Restate the entries word for word, omitting nothing.

[START OF Task inputs]

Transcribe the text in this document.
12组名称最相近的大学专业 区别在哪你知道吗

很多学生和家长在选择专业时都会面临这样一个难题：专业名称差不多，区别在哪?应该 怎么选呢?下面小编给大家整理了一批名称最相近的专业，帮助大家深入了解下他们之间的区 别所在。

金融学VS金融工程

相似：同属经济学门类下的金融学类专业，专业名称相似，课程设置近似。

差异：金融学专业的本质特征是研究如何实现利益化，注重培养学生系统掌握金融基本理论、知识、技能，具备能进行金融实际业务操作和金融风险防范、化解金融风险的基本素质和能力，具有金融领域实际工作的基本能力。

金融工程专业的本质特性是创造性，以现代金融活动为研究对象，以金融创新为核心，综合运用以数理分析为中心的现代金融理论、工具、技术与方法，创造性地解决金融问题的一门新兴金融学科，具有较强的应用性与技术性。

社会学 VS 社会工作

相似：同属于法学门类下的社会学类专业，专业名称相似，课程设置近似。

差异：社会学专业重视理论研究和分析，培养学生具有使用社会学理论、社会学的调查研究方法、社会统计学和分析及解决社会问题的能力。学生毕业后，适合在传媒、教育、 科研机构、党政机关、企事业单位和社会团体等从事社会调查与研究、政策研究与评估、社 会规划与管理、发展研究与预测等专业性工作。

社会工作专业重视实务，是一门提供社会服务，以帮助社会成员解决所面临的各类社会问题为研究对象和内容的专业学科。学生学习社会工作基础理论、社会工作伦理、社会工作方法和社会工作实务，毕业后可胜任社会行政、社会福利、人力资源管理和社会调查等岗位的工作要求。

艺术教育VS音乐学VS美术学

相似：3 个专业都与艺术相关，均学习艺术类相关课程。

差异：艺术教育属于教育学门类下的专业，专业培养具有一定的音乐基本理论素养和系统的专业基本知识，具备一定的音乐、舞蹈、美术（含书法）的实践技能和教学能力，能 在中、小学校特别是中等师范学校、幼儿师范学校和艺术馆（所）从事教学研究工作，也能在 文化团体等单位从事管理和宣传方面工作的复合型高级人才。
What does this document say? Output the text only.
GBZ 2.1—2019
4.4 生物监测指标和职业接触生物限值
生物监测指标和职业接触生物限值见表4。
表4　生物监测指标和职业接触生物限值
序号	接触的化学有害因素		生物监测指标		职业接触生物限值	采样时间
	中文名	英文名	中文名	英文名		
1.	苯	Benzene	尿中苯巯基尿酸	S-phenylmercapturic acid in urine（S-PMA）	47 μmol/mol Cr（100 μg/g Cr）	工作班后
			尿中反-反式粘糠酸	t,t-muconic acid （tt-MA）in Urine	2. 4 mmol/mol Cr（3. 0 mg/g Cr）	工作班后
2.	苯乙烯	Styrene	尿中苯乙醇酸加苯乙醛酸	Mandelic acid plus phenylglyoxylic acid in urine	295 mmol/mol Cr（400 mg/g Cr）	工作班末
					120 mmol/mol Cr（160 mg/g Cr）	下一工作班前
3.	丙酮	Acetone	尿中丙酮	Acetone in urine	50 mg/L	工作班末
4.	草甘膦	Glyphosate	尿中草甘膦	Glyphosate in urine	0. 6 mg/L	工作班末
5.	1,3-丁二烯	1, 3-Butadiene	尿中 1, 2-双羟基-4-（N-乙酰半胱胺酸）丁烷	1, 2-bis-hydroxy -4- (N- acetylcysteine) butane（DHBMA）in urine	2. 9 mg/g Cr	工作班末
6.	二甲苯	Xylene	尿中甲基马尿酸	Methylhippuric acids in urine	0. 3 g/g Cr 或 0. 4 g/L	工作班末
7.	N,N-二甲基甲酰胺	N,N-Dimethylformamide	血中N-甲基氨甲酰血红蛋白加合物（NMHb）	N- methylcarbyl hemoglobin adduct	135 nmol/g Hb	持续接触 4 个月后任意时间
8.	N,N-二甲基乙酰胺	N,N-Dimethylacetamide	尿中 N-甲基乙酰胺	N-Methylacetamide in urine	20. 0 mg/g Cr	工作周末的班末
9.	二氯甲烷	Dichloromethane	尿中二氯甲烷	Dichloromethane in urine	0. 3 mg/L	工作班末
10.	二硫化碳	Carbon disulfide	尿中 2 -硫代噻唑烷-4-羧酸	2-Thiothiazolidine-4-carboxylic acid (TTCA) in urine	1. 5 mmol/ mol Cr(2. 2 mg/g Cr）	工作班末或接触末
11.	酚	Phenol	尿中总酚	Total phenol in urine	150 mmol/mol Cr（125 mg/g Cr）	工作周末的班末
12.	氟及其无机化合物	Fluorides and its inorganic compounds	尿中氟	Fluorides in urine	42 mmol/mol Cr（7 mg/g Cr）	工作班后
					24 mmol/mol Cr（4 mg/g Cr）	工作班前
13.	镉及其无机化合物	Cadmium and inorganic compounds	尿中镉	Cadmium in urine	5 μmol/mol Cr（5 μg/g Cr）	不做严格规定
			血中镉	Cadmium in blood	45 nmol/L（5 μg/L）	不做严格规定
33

[END OF Task inputs]

• [Exercise result]:
Transcribe the text in this document.
12组名称最相近的大学专业 区别在哪你知道吗

很多学生和家长在选择专业时都会面临这样一个难题：专业名称差不多，区别在哪?应该 怎么选呢?下面小编给大家整理了一批名称最相近的专业，帮助大家深入了解下他们之间的区 别所在。

金融学VS金融工程

相似：同属经济学门类下的金融学类专业，专业名称相似，课程设置近似。

差异：金融学专业的本质特征是研究如何实现利益化，注重培养学生系统掌握金融基本理论、知识、技能，具备能进行金融实际业务操作和金融风险防范、化解金融风险的基本素质和能力，具有金融领域实际工作的基本能力。

金融工程专业的本质特性是创造性，以现代金融活动为研究对象，以金融创新为核心，综合运用以数理分析为中心的现代金融理论、工具、技术与方法，创造性地解决金融问题的一门新兴金融学科，具有较强的应用性与技术性。

社会学 VS 社会工作

相似：同属于法学门类下的社会学类专业，专业名称相似，课程设置近似。

差异：社会学专业重视理论研究和分析，培养学生具有使用社会学理论、社会学的调查研究方法、社会统计学和分析及解决社会问题的能力。学生毕业后，适合在传媒、教育、 科研机构、党政机关、企事业单位和社会团体等从事社会调查与研究、政策研究与评估、社 会规划与管理、发展研究与预测等专业性工作。

社会工作专业重视实务，是一门提供社会服务，以帮助社会成员解决所面临的各类社会问题为研究对象和内容的专业学科。学生学习社会工作基础理论、社会工作伦理、社会工作方法和社会工作实务，毕业后可胜任社会行政、社会福利、人力资源管理和社会调查等岗位的工作要求。

艺术教育VS音乐学VS美术学

相似：3 个专业都与艺术相关，均学习艺术类相关课程。

差异：艺术教育属于教育学门类下的专业，专业培养具有一定的音乐基本理论素养和系统的专业基本知识，具备一定的音乐、舞蹈、美术（含书法）的实践技能和教学能力，能 在中、小学校特别是中等师范学校、幼儿师范学校和艺术馆（所）从事教学研究工作，也能在 文化团体等单位从事管理和宣传方面工作的复合型高级人才。
What does this document say? Output the text only.
GBZ 2.1—2019
4.4 生物监测指标和职业接触生物限值
生物监测指标和职业接触生物限值见表4。
表4　生物监测指标和职业接触生物限值
序号	接触的化学有害因素		生物监测指标		职业接触生物限值	采样时间
	中文名	英文名	中文名	英文名		
1.	苯	Benzene	尿中苯巯基尿酸	S-phenylmercapturic acid in urine（S-PMA）	47 μmol/mol Cr（100 μg/g Cr）	工作班后
			尿中反-反式粘糠酸	t,t-muconic acid （tt-MA）in Urine	2. 4 mmol/mol Cr（3. 0 mg/g Cr）	工作班后
2.	苯乙烯	Styrene	尿中苯乙醇酸加苯乙醛酸	Mandelic acid plus phenylglyoxylic acid in urine	295 mmol/mol Cr（400 mg/g Cr）	工作班末
					120 mmol/mol Cr（160 mg/g Cr）	下一工作班前
3.	丙酮	Acetone	尿中丙酮	Acetone in urine	50 mg/L	工作班末
4.	草甘膦	Glyphosate	尿中草甘膦	Glyphosate in urine	0. 6 mg/L	工作班末
5.	1,3-丁二烯	1, 3-Butadiene	尿中 1, 2-双羟基-4-（N-乙酰半胱胺酸）丁烷	1, 2-bis-hydroxy -4- (N- acetylcysteine) butane（DHBMA）in urine	2. 9 mg/g Cr	工作班末
6.	二甲苯	Xylene	尿中甲基马尿酸	Methylhippuric acids in urine	0. 3 g/g Cr 或 0. 4 g/L	工作班末
7.	N,N-二甲基甲酰胺	N,N-Dimethylformamide	血中N-甲基氨甲酰血红蛋白加合物（NMHb）	N- methylcarbyl hemoglobin adduct	135 nmol/g Hb	持续接触 4 个月后任意时间
8.	N,N-二甲基乙酰胺	N,N-Dimethylacetamide	尿中 N-甲基乙酰胺	N-Methylacetamide in urine	20. 0 mg/g Cr	工作周末的班末
9.	二氯甲烷	Dichloromethane	尿中二氯甲烷	Dichloromethane in urine	0. 3 mg/L	工作班末
10.	二硫化碳	Carbon disulfide	尿中 2 -硫代噻唑烷-4-羧酸	2-Thiothiazolidine-4-carboxylic acid (TTCA) in urine	1. 5 mmol/ mol Cr(2. 2 mg/g Cr）	工作班末或接触末
11.	酚	Phenol	尿中总酚	Total phenol in urine	150 mmol/mol Cr（125 mg/g Cr）	工作周末的班末
12.	氟及其无机化合物	Fluorides and its inorganic compounds	尿中氟	Fluorides in urine	42 mmol/mol Cr（7 mg/g Cr）	工作班后
					24 mmol/mol Cr（4 mg/g Cr）	工作班前
13.	镉及其无机化合物	Cadmium and inorganic compounds	尿中镉	Cadmium in urine	5 μmol/mol Cr（5 μg/g Cr）	不做严格规定
			血中镉	Cadmium in blood	45 nmol/L（5 μg/L）	不做严格规定
33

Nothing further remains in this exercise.